Excerpted data>
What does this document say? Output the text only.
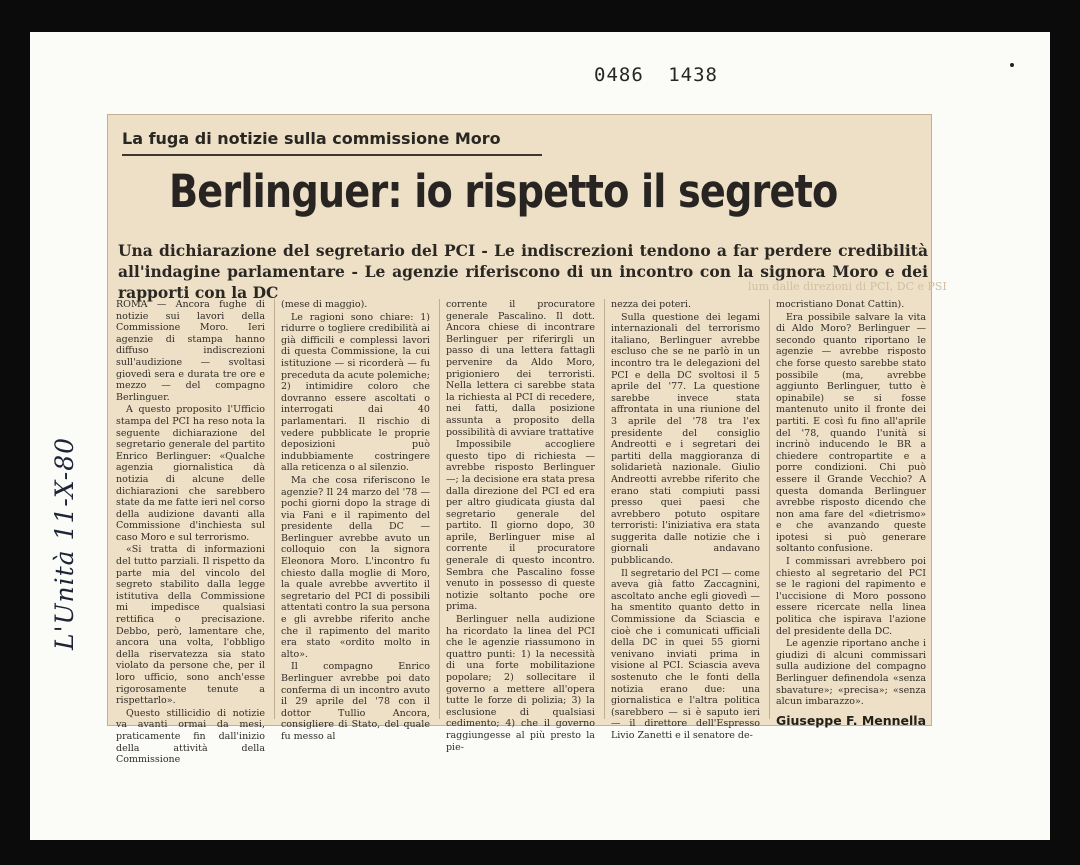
0486 1438
L'Unità 11-X-80
La fuga di notizie sulla commissione Moro
Berlinguer: io rispetto il segreto
Una dichiarazione del segretario del PCI - Le indiscrezioni tendono a far perdere credibilità all'indagine parlamentare - Le agenzie riferiscono di un incontro con la signora Moro e dei rapporti con la DC	lum dalle direzioni di PCI, DC e PSI
ROMA — Ancora fughe di notizie sui lavori della Commissione Moro. Ieri agenzie di stampa hanno diffuso indiscrezioni sull'audizione — svoltasi giovedì sera e durata tre ore e mezzo — del compagno Berlinguer.
A questo proposito l'Ufficio stampa del PCI ha reso nota la seguente dichiarazione del segretario generale del partito Enrico Berlinguer: «Qualche agenzia giornalistica dà notizia di alcune delle dichiarazioni che sarebbero state da me fatte ieri nel corso della audizione davanti alla Commissione d'inchiesta sul caso Moro e sul terrorismo.
«Si tratta di informazioni del tutto parziali. Il rispetto da parte mia del vincolo del segreto stabilito dalla legge istitutiva della Commissione mi impedisce qualsiasi rettifica o precisazione. Debbo, però, lamentare che, ancora una volta, l'obbligo della riservatezza sia stato violato da persone che, per il loro ufficio, sono anch'esse rigorosamente tenute a rispettarlo».
Questo stillicidio di notizie va avanti ormai da mesi, praticamente fin dall'inizio della attività della Commissione
(mese di maggio).
Le ragioni sono chiare: 1) ridurre o togliere credibilità ai già difficili e complessi lavori di questa Commissione, la cui istituzione — si ricorderà — fu preceduta da acute polemiche; 2) intimidire coloro che dovranno essere ascoltati o interrogati dai 40 parlamentari. Il rischio di vedere pubblicate le proprie deposizioni può indubbiamente costringere alla reticenza o al silenzio.
Ma che cosa riferiscono le agenzie? Il 24 marzo del '78 — pochi giorni dopo la strage di via Fani e il rapimento del presidente della DC — Berlinguer avrebbe avuto un colloquio con la signora Eleonora Moro. L'incontro fu chiesto dalla moglie di Moro, la quale avrebbe avvertito il segretario del PCI di possibili attentati contro la sua persona e gli avrebbe riferito anche che il rapimento del marito era stato «ordito molto in alto».
Il compagno Enrico Berlinguer avrebbe poi dato conferma di un incontro avuto il 29 aprile del '78 con il dottor Tullio Ancora, consigliere di Stato, del quale fu messo al
corrente il procuratore generale Pascalino. Il dott. Ancora chiese di incontrare Berlinguer per riferirgli un passo di una lettera fattagli pervenire da Aldo Moro, prigioniero dei terroristi. Nella lettera ci sarebbe stata la richiesta al PCI di recedere, nei fatti, dalla posizione assunta a proposito della possibilità di avviare trattative
Impossibile accogliere questo tipo di richiesta — avrebbe risposto Berlinguer —; la decisione era stata presa dalla direzione del PCI ed era per altro giudicata giusta dal segretario generale del partito. Il giorno dopo, 30 aprile, Berlinguer mise al corrente il procuratore generale di questo incontro. Sembra che Pascalino fosse venuto in possesso di queste notizie soltanto poche ore prima.
Berlinguer nella audizione ha ricordato la linea del PCI che le agenzie riassumono in quattro punti: 1) la necessità di una forte mobilitazione popolare; 2) sollecitare il governo a mettere all'opera tutte le forze di polizia; 3) la esclusione di qualsiasi cedimento; 4) che il governo raggiungesse al più presto la pie-
nezza dei poteri.
Sulla questione dei legami internazionali del terrorismo italiano, Berlinguer avrebbe escluso che se ne parlò in un incontro tra le delegazioni del PCI e della DC svoltosi il 5 aprile del '77. La questione sarebbe invece stata affrontata in una riunione del 3 aprile del '78 tra l'ex presidente del consiglio Andreotti e i segretari dei partiti della maggioranza di solidarietà nazionale. Giulio Andreotti avrebbe riferito che erano stati compiuti passi presso quei paesi che avrebbero potuto ospitare terroristi: l'iniziativa era stata suggerita dalle notizie che i giornali andavano pubblicando.
Il segretario del PCI — come aveva già fatto Zaccagnini, ascoltato anche egli giovedì — ha smentito quanto detto in Commissione da Sciascia e cioè che i comunicati ufficiali della DC in quei 55 giorni venivano inviati prima in visione al PCI. Sciascia aveva sostenuto che le fonti della notizia erano due: una giornalistica e l'altra politica (sarebbero — si è saputo ieri — il direttore dell'Espresso Livio Zanetti e il senatore de-
mocristiano Donat Cattin).
Era possibile salvare la vita di Aldo Moro? Berlinguer — secondo quanto riportano le agenzie — avrebbe risposto che forse questo sarebbe stato possibile (ma, avrebbe aggiunto Berlinguer, tutto è opinabile) se si fosse mantenuto unito il fronte dei partiti. E così fu fino all'aprile del '78, quando l'unità si incrinò inducendo le BR a chiedere contropartite e a porre condizioni. Chi può essere il Grande Vecchio? A questa domanda Berlinguer avrebbe risposto dicendo che non ama fare del «dietrismo» e che avanzando queste ipotesi si può generare soltanto confusione.
I commissari avrebbero poi chiesto al segretario del PCI se le ragioni del rapimento e l'uccisione di Moro possono essere ricercate nella linea politica che ispirava l'azione del presidente della DC.
Le agenzie riportano anche i giudizi di alcuni commissari sulla audizione del compagno Berlinguer definendola «senza sbavature»; «precisa»; «senza alcun imbarazzo».
Giuseppe F. Mennella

Given task>
Omit every picture while copying the listing above exactly.

Result below>
What does this document say? Output the text only.
0486 1438
L'Unità 11-X-80
La fuga di notizie sulla commissione Moro
Berlinguer: io rispetto il segreto
Una dichiarazione del segretario del PCI - Le indiscrezioni tendono a far perdere credibilità all'indagine parlamentare - Le agenzie riferiscono di un incontro con la signora Moro e dei rapporti con la DC	lum dalle direzioni di PCI, DC e PSI
ROMA — Ancora fughe di notizie sui lavori della Commissione Moro. Ieri agenzie di stampa hanno diffuso indiscrezioni sull'audizione — svoltasi giovedì sera e durata tre ore e mezzo — del compagno Berlinguer.
A questo proposito l'Ufficio stampa del PCI ha reso nota la seguente dichiarazione del segretario generale del partito Enrico Berlinguer: «Qualche agenzia giornalistica dà notizia di alcune delle dichiarazioni che sarebbero state da me fatte ieri nel corso della audizione davanti alla Commissione d'inchiesta sul caso Moro e sul terrorismo.
«Si tratta di informazioni del tutto parziali. Il rispetto da parte mia del vincolo del segreto stabilito dalla legge istitutiva della Commissione mi impedisce qualsiasi rettifica o precisazione. Debbo, però, lamentare che, ancora una volta, l'obbligo della riservatezza sia stato violato da persone che, per il loro ufficio, sono anch'esse rigorosamente tenute a rispettarlo».
Questo stillicidio di notizie va avanti ormai da mesi, praticamente fin dall'inizio della attività della Commissione
(mese di maggio).
Le ragioni sono chiare: 1) ridurre o togliere credibilità ai già difficili e complessi lavori di questa Commissione, la cui istituzione — si ricorderà — fu preceduta da acute polemiche; 2) intimidire coloro che dovranno essere ascoltati o interrogati dai 40 parlamentari. Il rischio di vedere pubblicate le proprie deposizioni può indubbiamente costringere alla reticenza o al silenzio.
Ma che cosa riferiscono le agenzie? Il 24 marzo del '78 — pochi giorni dopo la strage di via Fani e il rapimento del presidente della DC — Berlinguer avrebbe avuto un colloquio con la signora Eleonora Moro. L'incontro fu chiesto dalla moglie di Moro, la quale avrebbe avvertito il segretario del PCI di possibili attentati contro la sua persona e gli avrebbe riferito anche che il rapimento del marito era stato «ordito molto in alto».
Il compagno Enrico Berlinguer avrebbe poi dato conferma di un incontro avuto il 29 aprile del '78 con il dottor Tullio Ancora, consigliere di Stato, del quale fu messo al
corrente il procuratore generale Pascalino. Il dott. Ancora chiese di incontrare Berlinguer per riferirgli un passo di una lettera fattagli pervenire da Aldo Moro, prigioniero dei terroristi. Nella lettera ci sarebbe stata la richiesta al PCI di recedere, nei fatti, dalla posizione assunta a proposito della possibilità di avviare trattative
Impossibile accogliere questo tipo di richiesta — avrebbe risposto Berlinguer —; la decisione era stata presa dalla direzione del PCI ed era per altro giudicata giusta dal segretario generale del partito. Il giorno dopo, 30 aprile, Berlinguer mise al corrente il procuratore generale di questo incontro. Sembra che Pascalino fosse venuto in possesso di queste notizie soltanto poche ore prima.
Berlinguer nella audizione ha ricordato la linea del PCI che le agenzie riassumono in quattro punti: 1) la necessità di una forte mobilitazione popolare; 2) sollecitare il governo a mettere all'opera tutte le forze di polizia; 3) la esclusione di qualsiasi cedimento; 4) che il governo raggiungesse al più presto la pie-
nezza dei poteri.
Sulla questione dei legami internazionali del terrorismo italiano, Berlinguer avrebbe escluso che se ne parlò in un incontro tra le delegazioni del PCI e della DC svoltosi il 5 aprile del '77. La questione sarebbe invece stata affrontata in una riunione del 3 aprile del '78 tra l'ex presidente del consiglio Andreotti e i segretari dei partiti della maggioranza di solidarietà nazionale. Giulio Andreotti avrebbe riferito che erano stati compiuti passi presso quei paesi che avrebbero potuto ospitare terroristi: l'iniziativa era stata suggerita dalle notizie che i giornali andavano pubblicando.
Il segretario del PCI — come aveva già fatto Zaccagnini, ascoltato anche egli giovedì — ha smentito quanto detto in Commissione da Sciascia e cioè che i comunicati ufficiali della DC in quei 55 giorni venivano inviati prima in visione al PCI. Sciascia aveva sostenuto che le fonti della notizia erano due: una giornalistica e l'altra politica (sarebbero — si è saputo ieri — il direttore dell'Espresso Livio Zanetti e il senatore de-
mocristiano Donat Cattin).
Era possibile salvare la vita di Aldo Moro? Berlinguer — secondo quanto riportano le agenzie — avrebbe risposto che forse questo sarebbe stato possibile (ma, avrebbe aggiunto Berlinguer, tutto è opinabile) se si fosse mantenuto unito il fronte dei partiti. E così fu fino all'aprile del '78, quando l'unità si incrinò inducendo le BR a chiedere contropartite e a porre condizioni. Chi può essere il Grande Vecchio? A questa domanda Berlinguer avrebbe risposto dicendo che non ama fare del «dietrismo» e che avanzando queste ipotesi si può generare soltanto confusione.
I commissari avrebbero poi chiesto al segretario del PCI se le ragioni del rapimento e l'uccisione di Moro possono essere ricercate nella linea politica che ispirava l'azione del presidente della DC.
Le agenzie riportano anche i giudizi di alcuni commissari sulla audizione del compagno Berlinguer definendola «senza sbavature»; «precisa»; «senza alcun imbarazzo».
Giuseppe F. Mennella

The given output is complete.